* [Exercise description] Retype every line of the rows below word for word, leaving out the pictures.

* [Extracted information]
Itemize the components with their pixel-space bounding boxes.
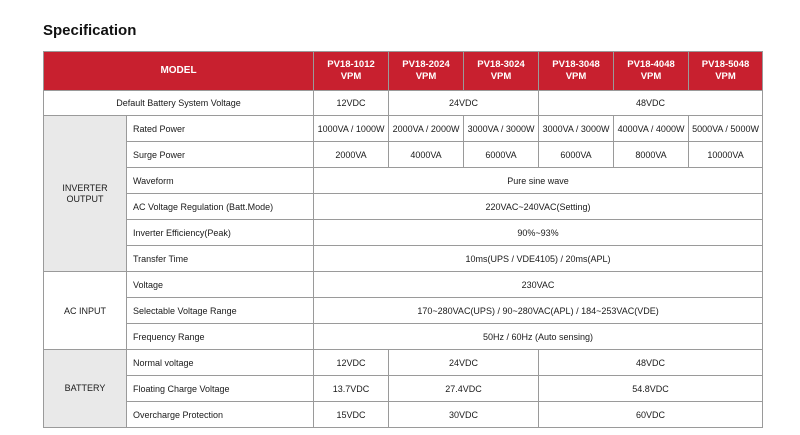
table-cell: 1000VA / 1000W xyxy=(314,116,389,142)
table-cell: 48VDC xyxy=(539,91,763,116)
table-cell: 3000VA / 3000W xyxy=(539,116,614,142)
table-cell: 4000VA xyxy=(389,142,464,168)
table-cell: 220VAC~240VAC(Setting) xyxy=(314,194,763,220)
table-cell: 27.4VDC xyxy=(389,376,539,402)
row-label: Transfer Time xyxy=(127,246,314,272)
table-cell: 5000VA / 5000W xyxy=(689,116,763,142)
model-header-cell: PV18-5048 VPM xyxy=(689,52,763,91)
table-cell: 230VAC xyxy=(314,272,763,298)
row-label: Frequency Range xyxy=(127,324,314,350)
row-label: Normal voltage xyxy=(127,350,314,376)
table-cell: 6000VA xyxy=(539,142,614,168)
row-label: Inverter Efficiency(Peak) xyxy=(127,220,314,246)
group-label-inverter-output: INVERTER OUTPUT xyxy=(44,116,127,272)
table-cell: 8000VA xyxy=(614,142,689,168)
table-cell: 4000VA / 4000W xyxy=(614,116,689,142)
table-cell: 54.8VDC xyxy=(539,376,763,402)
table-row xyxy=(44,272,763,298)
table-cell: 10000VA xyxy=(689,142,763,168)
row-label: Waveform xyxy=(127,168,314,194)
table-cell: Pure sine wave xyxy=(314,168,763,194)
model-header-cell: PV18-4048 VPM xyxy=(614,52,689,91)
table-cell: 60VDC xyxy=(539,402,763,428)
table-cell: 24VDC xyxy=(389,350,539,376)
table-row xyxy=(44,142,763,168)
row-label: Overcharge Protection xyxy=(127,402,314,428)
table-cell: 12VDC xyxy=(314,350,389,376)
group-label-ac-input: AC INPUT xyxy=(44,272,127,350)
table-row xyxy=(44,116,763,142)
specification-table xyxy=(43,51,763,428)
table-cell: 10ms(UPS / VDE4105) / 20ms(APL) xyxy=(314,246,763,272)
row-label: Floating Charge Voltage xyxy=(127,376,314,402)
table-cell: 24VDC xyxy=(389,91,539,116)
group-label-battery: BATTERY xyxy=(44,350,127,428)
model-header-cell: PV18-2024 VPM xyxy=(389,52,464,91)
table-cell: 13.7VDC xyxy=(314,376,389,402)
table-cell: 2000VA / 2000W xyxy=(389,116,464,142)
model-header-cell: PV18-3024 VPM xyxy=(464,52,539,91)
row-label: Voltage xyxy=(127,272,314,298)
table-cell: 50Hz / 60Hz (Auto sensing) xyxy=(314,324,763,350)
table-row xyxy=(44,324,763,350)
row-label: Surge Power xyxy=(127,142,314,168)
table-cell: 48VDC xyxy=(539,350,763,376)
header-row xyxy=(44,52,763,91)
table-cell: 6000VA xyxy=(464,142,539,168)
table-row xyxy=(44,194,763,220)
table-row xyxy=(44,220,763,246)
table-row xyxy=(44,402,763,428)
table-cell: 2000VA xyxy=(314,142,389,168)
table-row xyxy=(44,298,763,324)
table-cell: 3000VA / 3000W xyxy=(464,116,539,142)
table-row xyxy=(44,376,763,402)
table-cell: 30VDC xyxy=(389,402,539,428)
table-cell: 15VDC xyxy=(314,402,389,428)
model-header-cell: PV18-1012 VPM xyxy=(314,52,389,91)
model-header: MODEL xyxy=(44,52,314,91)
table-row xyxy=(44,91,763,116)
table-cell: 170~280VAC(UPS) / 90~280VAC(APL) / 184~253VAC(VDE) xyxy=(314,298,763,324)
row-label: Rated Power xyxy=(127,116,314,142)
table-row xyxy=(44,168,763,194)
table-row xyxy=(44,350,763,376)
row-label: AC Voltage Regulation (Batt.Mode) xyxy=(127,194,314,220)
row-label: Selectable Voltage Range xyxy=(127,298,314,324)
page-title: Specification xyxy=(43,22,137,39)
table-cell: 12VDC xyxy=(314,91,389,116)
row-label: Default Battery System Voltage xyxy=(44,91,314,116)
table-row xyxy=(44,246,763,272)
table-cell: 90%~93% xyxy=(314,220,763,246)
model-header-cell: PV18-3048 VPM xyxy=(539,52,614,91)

* [Exercise result]
Itemize the components with their pixel-space bounding boxes.
table-cell: 1000VA / 1000W xyxy=(314,116,389,142)
table-cell: 48VDC xyxy=(539,91,763,116)
table-cell: 3000VA / 3000W xyxy=(539,116,614,142)
table-cell: 4000VA xyxy=(389,142,464,168)
table-cell: 220VAC~240VAC(Setting) xyxy=(314,194,763,220)
table-cell: 27.4VDC xyxy=(389,376,539,402)
row-label: Transfer Time xyxy=(127,246,314,272)
table-cell: 5000VA / 5000W xyxy=(689,116,763,142)
model-header-cell: PV18-5048 VPM xyxy=(689,52,763,91)
table-cell: 230VAC xyxy=(314,272,763,298)
row-label: Frequency Range xyxy=(127,324,314,350)
row-label: Normal voltage xyxy=(127,350,314,376)
table-cell: 6000VA xyxy=(539,142,614,168)
row-label: Inverter Efficiency(Peak) xyxy=(127,220,314,246)
group-label-inverter-output: INVERTER OUTPUT xyxy=(44,116,127,272)
table-cell: 8000VA xyxy=(614,142,689,168)
table-cell: 4000VA / 4000W xyxy=(614,116,689,142)
table-cell: 54.8VDC xyxy=(539,376,763,402)
table-row xyxy=(44,272,763,298)
table-cell: 10000VA xyxy=(689,142,763,168)
row-label: Waveform xyxy=(127,168,314,194)
table-cell: Pure sine wave xyxy=(314,168,763,194)
model-header-cell: PV18-4048 VPM xyxy=(614,52,689,91)
table-cell: 60VDC xyxy=(539,402,763,428)
table-cell: 24VDC xyxy=(389,350,539,376)
table-row xyxy=(44,142,763,168)
row-label: Overcharge Protection xyxy=(127,402,314,428)
table-cell: 12VDC xyxy=(314,350,389,376)
group-label-ac-input: AC INPUT xyxy=(44,272,127,350)
table-row xyxy=(44,116,763,142)
specification-table xyxy=(43,51,763,428)
table-cell: 10ms(UPS / VDE4105) / 20ms(APL) xyxy=(314,246,763,272)
row-label: Floating Charge Voltage xyxy=(127,376,314,402)
table-cell: 24VDC xyxy=(389,91,539,116)
group-label-battery: BATTERY xyxy=(44,350,127,428)
model-header-cell: PV18-2024 VPM xyxy=(389,52,464,91)
table-cell: 13.7VDC xyxy=(314,376,389,402)
table-cell: 2000VA / 2000W xyxy=(389,116,464,142)
model-header-cell: PV18-3024 VPM xyxy=(464,52,539,91)
row-label: Voltage xyxy=(127,272,314,298)
table-cell: 50Hz / 60Hz (Auto sensing) xyxy=(314,324,763,350)
table-row xyxy=(44,324,763,350)
row-label: Surge Power xyxy=(127,142,314,168)
table-cell: 48VDC xyxy=(539,350,763,376)
header-row xyxy=(44,52,763,91)
table-cell: 6000VA xyxy=(464,142,539,168)
table-row xyxy=(44,194,763,220)
table-row xyxy=(44,220,763,246)
table-row xyxy=(44,402,763,428)
table-cell: 2000VA xyxy=(314,142,389,168)
table-row xyxy=(44,298,763,324)
table-cell: 3000VA / 3000W xyxy=(464,116,539,142)
table-row xyxy=(44,376,763,402)
table-cell: 30VDC xyxy=(389,402,539,428)
table-cell: 15VDC xyxy=(314,402,389,428)
model-header-cell: PV18-1012 VPM xyxy=(314,52,389,91)
model-header: MODEL xyxy=(44,52,314,91)
table-row xyxy=(44,91,763,116)
table-cell: 170~280VAC(UPS) / 90~280VAC(APL) / 184~253VAC(VDE) xyxy=(314,298,763,324)
row-label: Rated Power xyxy=(127,116,314,142)
table-row xyxy=(44,168,763,194)
table-row xyxy=(44,350,763,376)
row-label: AC Voltage Regulation (Batt.Mode) xyxy=(127,194,314,220)
row-label: Selectable Voltage Range xyxy=(127,298,314,324)
page-title: Specification xyxy=(43,22,137,39)
table-cell: 12VDC xyxy=(314,91,389,116)
row-label: Default Battery System Voltage xyxy=(44,91,314,116)
table-row xyxy=(44,246,763,272)
table-cell: 90%~93% xyxy=(314,220,763,246)
model-header-cell: PV18-3048 VPM xyxy=(539,52,614,91)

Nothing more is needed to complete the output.